While the JSF enterprise continues to practice what Princeton Professor G Harry Frankfurt defined as a 'total indifference to what is real', the F35 aircraft and JSF program overall raised a number of difficult question about the national sovereignty of its intended users. Nations purchased military equipment to safeguard their sovereignty. History shows that the ability to use the equipment when needed without hindrance and the ability, along with the capabilities to modify and to adapt the equipment quickly in time of war, are critical. Yet the proprietary software-based design of the F35 systems, the digital dog leash of autonomous and logistics system, and the difficulty in integrating weapons and other systems into the design, provide the prime contractor with the unprecedented power over all nations which operate the F35, including the United States of America. The F35 will allow the prime contractor to rape, plunder and pillage taxpayers around the Western world for the next 30 to 40 years, with the American taxpayer being the biggest victim.
So what is the bottom line? The JSF enterprises a globalised monopoly of enormous proportions that serves only the interests of the prime contractor at the expense of the national interest of partner nations, and to the detriment of the global alliances of the Free World. The F35 JSF is a perfect storm in making that has immeasurable potential to damage every single partner nation and every alliance relationship. Is it possible to avoid this storm? Of course it is. Is there a solution? Of course there is. And this inquiry is well placed to be the catalyst for the Australian parliament and for the Australian people to be an integral and very important part of that solution.
CHAIR:  Thank you. On page 2 you have said that the F35 has 'fallen short of its originally mediocre specifications, and has been a case study of "acquisition malpractice".' Can you succinctly put on the public record what you mean by 'acquisition malpractice'?
Mr Goon:  Totally against all the standard established methods of acquisition and procurement of defence materiel. In fact. the can quote is from—
CHAIR:  Does that mean that other aircraft have been purchased or obtained under a different standard?
Mr Goon:  Under a different system, yes.
CHAIR:  Thank you. 
Mr Goon:  The label is actually that of Frank Kendall's, the Under Secretary of Defense for Acquisition, Technology and Logistics in the Pentagon.
Senator WHISH-WILSON:  Just to clarify, in your submission you call it MOTS, military off-the-shelf. Is that what you are referring to and is that what we normally do?

### DATASET EXTRACT
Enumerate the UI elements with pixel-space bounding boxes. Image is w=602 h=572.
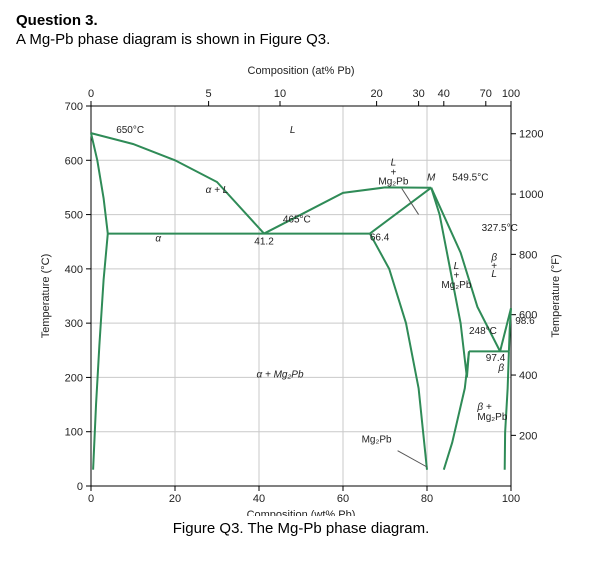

### EXERCISE AIM
Quote the hearing transcript on the F35 word for word, starting at "Mr Goon:  Totally" and ending at "in the Pentagon.". The listing isn't needed for this.

### CORRECT OUTPUT
Mr Goon:  Totally against all the standard established methods of acquisition and procurement of defence materiel. In fact. the can quote is from—
CHAIR:  Does that mean that other aircraft have been purchased or obtained under a different standard?
Mr Goon:  Under a different system, yes.
CHAIR:  Thank you. 
Mr Goon:  The label is actually that of Frank Kendall's, the Under Secretary of Defense for Acquisition, Technology and Logistics in the Pentagon.